WHAT THE EXERCISE ASKS:
All of the material should be reproduced exactly, with pictures left out.

■ ■ ■ ■ ■ ■ ■

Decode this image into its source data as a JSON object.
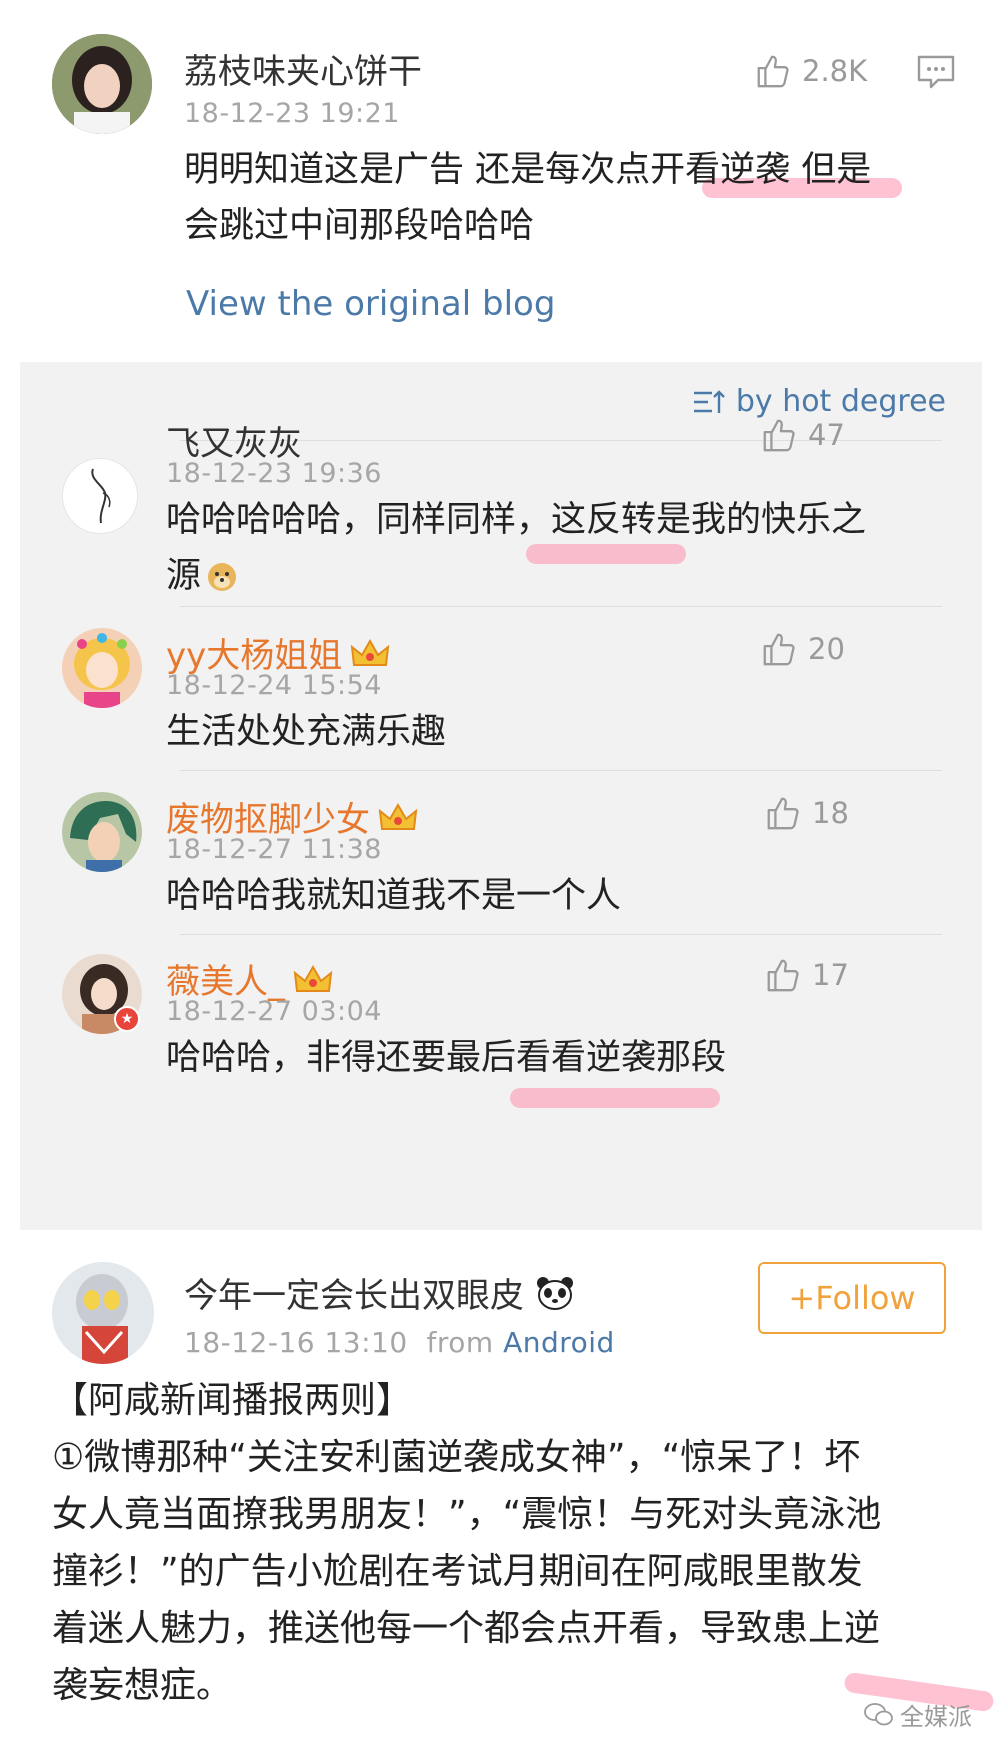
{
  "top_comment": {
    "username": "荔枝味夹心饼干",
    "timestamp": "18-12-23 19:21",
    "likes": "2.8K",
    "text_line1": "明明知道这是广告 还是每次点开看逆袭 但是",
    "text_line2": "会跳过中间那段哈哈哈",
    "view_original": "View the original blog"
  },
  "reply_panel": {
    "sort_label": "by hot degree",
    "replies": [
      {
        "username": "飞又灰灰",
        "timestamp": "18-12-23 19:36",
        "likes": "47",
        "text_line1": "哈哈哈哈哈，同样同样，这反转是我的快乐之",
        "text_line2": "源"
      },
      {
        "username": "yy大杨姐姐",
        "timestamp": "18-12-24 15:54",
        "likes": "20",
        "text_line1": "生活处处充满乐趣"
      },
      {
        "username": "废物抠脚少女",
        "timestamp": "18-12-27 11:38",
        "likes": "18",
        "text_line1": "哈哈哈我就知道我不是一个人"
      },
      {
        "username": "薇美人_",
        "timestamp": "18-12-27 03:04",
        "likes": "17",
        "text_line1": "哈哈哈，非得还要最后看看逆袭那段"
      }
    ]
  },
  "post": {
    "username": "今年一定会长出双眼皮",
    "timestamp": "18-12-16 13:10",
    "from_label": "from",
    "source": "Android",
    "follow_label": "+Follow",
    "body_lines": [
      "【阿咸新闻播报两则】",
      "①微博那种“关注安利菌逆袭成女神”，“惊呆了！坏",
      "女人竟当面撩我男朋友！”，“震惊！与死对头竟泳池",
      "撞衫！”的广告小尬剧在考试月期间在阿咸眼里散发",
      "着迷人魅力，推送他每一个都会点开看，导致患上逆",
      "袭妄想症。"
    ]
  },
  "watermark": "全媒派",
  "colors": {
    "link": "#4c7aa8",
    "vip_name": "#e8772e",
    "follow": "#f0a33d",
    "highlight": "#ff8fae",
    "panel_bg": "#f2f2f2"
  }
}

■ ■ ■ ■ ■ ■ ■

EXPECTED OUTPUT:
Decode this image into its source data as a JSON object.
{
  "top_comment": {
    "username": "荔枝味夹心饼干",
    "timestamp": "18-12-23 19:21",
    "likes": "2.8K",
    "text_line1": "明明知道这是广告 还是每次点开看逆袭 但是",
    "text_line2": "会跳过中间那段哈哈哈",
    "view_original": "View the original blog"
  },
  "reply_panel": {
    "sort_label": "by hot degree",
    "replies": [
      {
        "username": "飞又灰灰",
        "timestamp": "18-12-23 19:36",
        "likes": "47",
        "text_line1": "哈哈哈哈哈，同样同样，这反转是我的快乐之",
        "text_line2": "源"
      },
      {
        "username": "yy大杨姐姐",
        "timestamp": "18-12-24 15:54",
        "likes": "20",
        "text_line1": "生活处处充满乐趣"
      },
      {
        "username": "废物抠脚少女",
        "timestamp": "18-12-27 11:38",
        "likes": "18",
        "text_line1": "哈哈哈我就知道我不是一个人"
      },
      {
        "username": "薇美人_",
        "timestamp": "18-12-27 03:04",
        "likes": "17",
        "text_line1": "哈哈哈，非得还要最后看看逆袭那段"
      }
    ]
  },
  "post": {
    "username": "今年一定会长出双眼皮",
    "timestamp": "18-12-16 13:10",
    "from_label": "from",
    "source": "Android",
    "follow_label": "+Follow",
    "body_lines": [
      "【阿咸新闻播报两则】",
      "①微博那种“关注安利菌逆袭成女神”，“惊呆了！坏",
      "女人竟当面撩我男朋友！”，“震惊！与死对头竟泳池",
      "撞衫！”的广告小尬剧在考试月期间在阿咸眼里散发",
      "着迷人魅力，推送他每一个都会点开看，导致患上逆",
      "袭妄想症。"
    ]
  },
  "watermark": "全媒派",
  "colors": {
    "link": "#4c7aa8",
    "vip_name": "#e8772e",
    "follow": "#f0a33d",
    "highlight": "#ff8fae",
    "panel_bg": "#f2f2f2"
  }
}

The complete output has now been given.